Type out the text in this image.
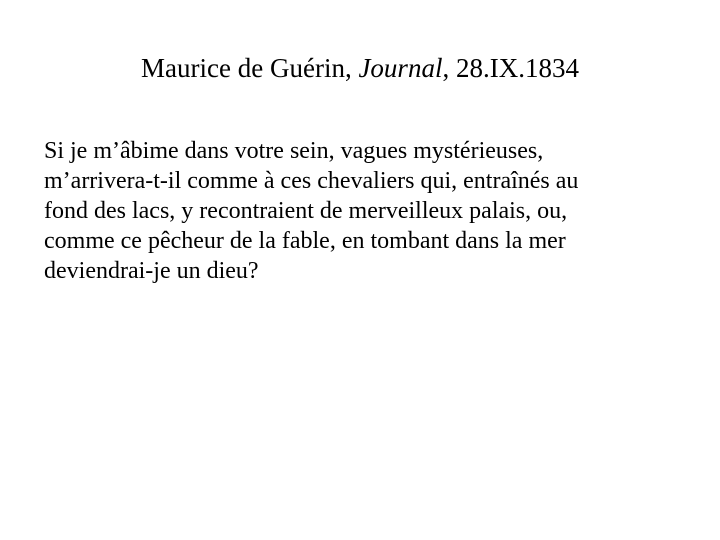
Maurice de Guérin, Journal, 28.IX.1834
Si je m’âbime dans votre sein, vagues mystérieuses,
m’arrivera-t-il comme à ces chevaliers qui, entraînés au
fond des lacs, y recontraient de merveilleux palais, ou,
comme ce pêcheur de la fable, en tombant dans la mer
deviendrai-je un dieu?
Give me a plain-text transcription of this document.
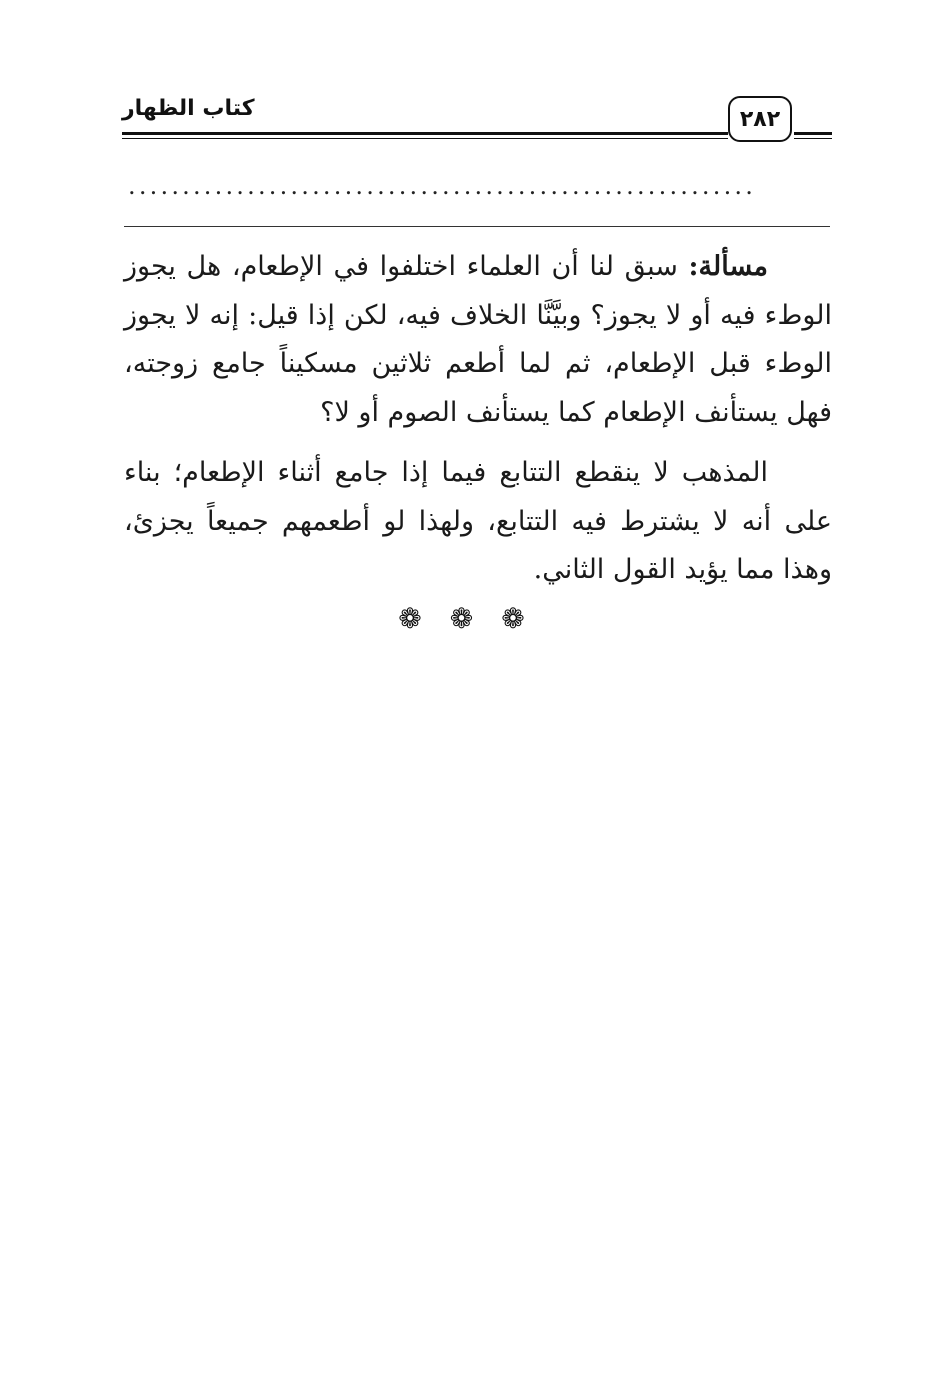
كتاب الظهار	٢٨٢
..........................................................

مسألة: سبق لنا أن العلماء اختلفوا في الإطعام، هل يجوز الوطء فيه أو لا يجوز؟ وبيَّنَّا الخلاف فيه، لكن إذا قيل: إنه لا يجوز الوطء قبل الإطعام، ثم لما أطعم ثلاثين مسكيناً جامع زوجته، فهل يستأنف الإطعام كما يستأنف الصوم أو لا؟

المذهب لا ينقطع التتابع فيما إذا جامع أثناء الإطعام؛ بناء على أنه لا يشترط فيه التتابع، ولهذا لو أطعمهم جميعاً يجزئ، وهذا مما يؤيد القول الثاني.

❁❁❁
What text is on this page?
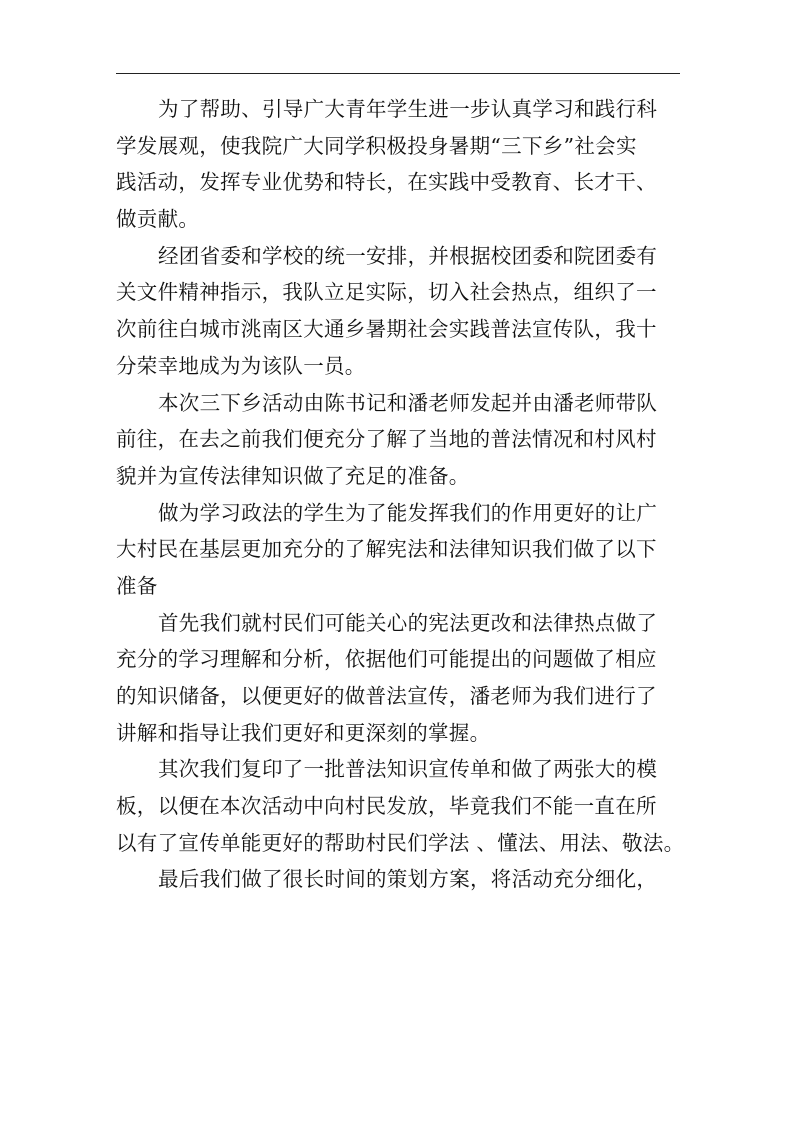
为了帮助、引导广大青年学生进一步认真学习和践行科
学发展观，使我院广大同学积极投身暑期“三下乡”社会实
践活动，发挥专业优势和特长，在实践中受教育、长才干、
做贡献。
经团省委和学校的统一安排，并根据校团委和院团委有
关文件精神指示，我队立足实际，切入社会热点，组织了一
次前往白城市洮南区大通乡暑期社会实践普法宣传队，我十
分荣幸地成为为该队一员。
本次三下乡活动由陈书记和潘老师发起并由潘老师带队
前往，在去之前我们便充分了解了当地的普法情况和村风村
貌并为宣传法律知识做了充足的准备。
做为学习政法的学生为了能发挥我们的作用更好的让广
大村民在基层更加充分的了解宪法和法律知识我们做了以下
准备
首先我们就村民们可能关心的宪法更改和法律热点做了
充分的学习理解和分析，依据他们可能提出的问题做了相应
的知识储备，以便更好的做普法宣传，潘老师为我们进行了
讲解和指导让我们更好和更深刻的掌握。
其次我们复印了一批普法知识宣传单和做了两张大的模
板，以便在本次活动中向村民发放，毕竟我们不能一直在所
以有了宣传单能更好的帮助村民们学法 、懂法、用法、敬法。
最后我们做了很长时间的策划方案，将活动充分细化，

BRIEF
Leave out the pictures and transcribe everything else exactly.

ANSWER FOR THE TASK
Type out the text in this image.
Maurice de Guérin, Journal, 28.IX.1834
Si je m’âbime dans votre sein, vagues mystérieuses,
m’arrivera-t-il comme à ces chevaliers qui, entraînés au
fond des lacs, y recontraient de merveilleux palais, ou,
comme ce pêcheur de la fable, en tombant dans la mer
deviendrai-je un dieu?
Give me a plain-text transcription of this document.
كتاب الظهار	٢٨٢
..........................................................

مسألة: سبق لنا أن العلماء اختلفوا في الإطعام، هل يجوز الوطء فيه أو لا يجوز؟ وبيَّنَّا الخلاف فيه، لكن إذا قيل: إنه لا يجوز الوطء قبل الإطعام، ثم لما أطعم ثلاثين مسكيناً جامع زوجته، فهل يستأنف الإطعام كما يستأنف الصوم أو لا؟

المذهب لا ينقطع التتابع فيما إذا جامع أثناء الإطعام؛ بناء على أنه لا يشترط فيه التتابع، ولهذا لو أطعمهم جميعاً يجزئ، وهذا مما يؤيد القول الثاني.

❁❁❁
What text is on this page?
为了帮助、引导广大青年学生进一步认真学习和践行科
学发展观，使我院广大同学积极投身暑期“三下乡”社会实
践活动，发挥专业优势和特长，在实践中受教育、长才干、
做贡献。
经团省委和学校的统一安排，并根据校团委和院团委有
关文件精神指示，我队立足实际，切入社会热点，组织了一
次前往白城市洮南区大通乡暑期社会实践普法宣传队，我十
分荣幸地成为为该队一员。
本次三下乡活动由陈书记和潘老师发起并由潘老师带队
前往，在去之前我们便充分了解了当地的普法情况和村风村
貌并为宣传法律知识做了充足的准备。
做为学习政法的学生为了能发挥我们的作用更好的让广
大村民在基层更加充分的了解宪法和法律知识我们做了以下
准备
首先我们就村民们可能关心的宪法更改和法律热点做了
充分的学习理解和分析，依据他们可能提出的问题做了相应
的知识储备，以便更好的做普法宣传，潘老师为我们进行了
讲解和指导让我们更好和更深刻的掌握。
其次我们复印了一批普法知识宣传单和做了两张大的模
板，以便在本次活动中向村民发放，毕竟我们不能一直在所
以有了宣传单能更好的帮助村民们学法 、懂法、用法、敬法。
最后我们做了很长时间的策划方案，将活动充分细化，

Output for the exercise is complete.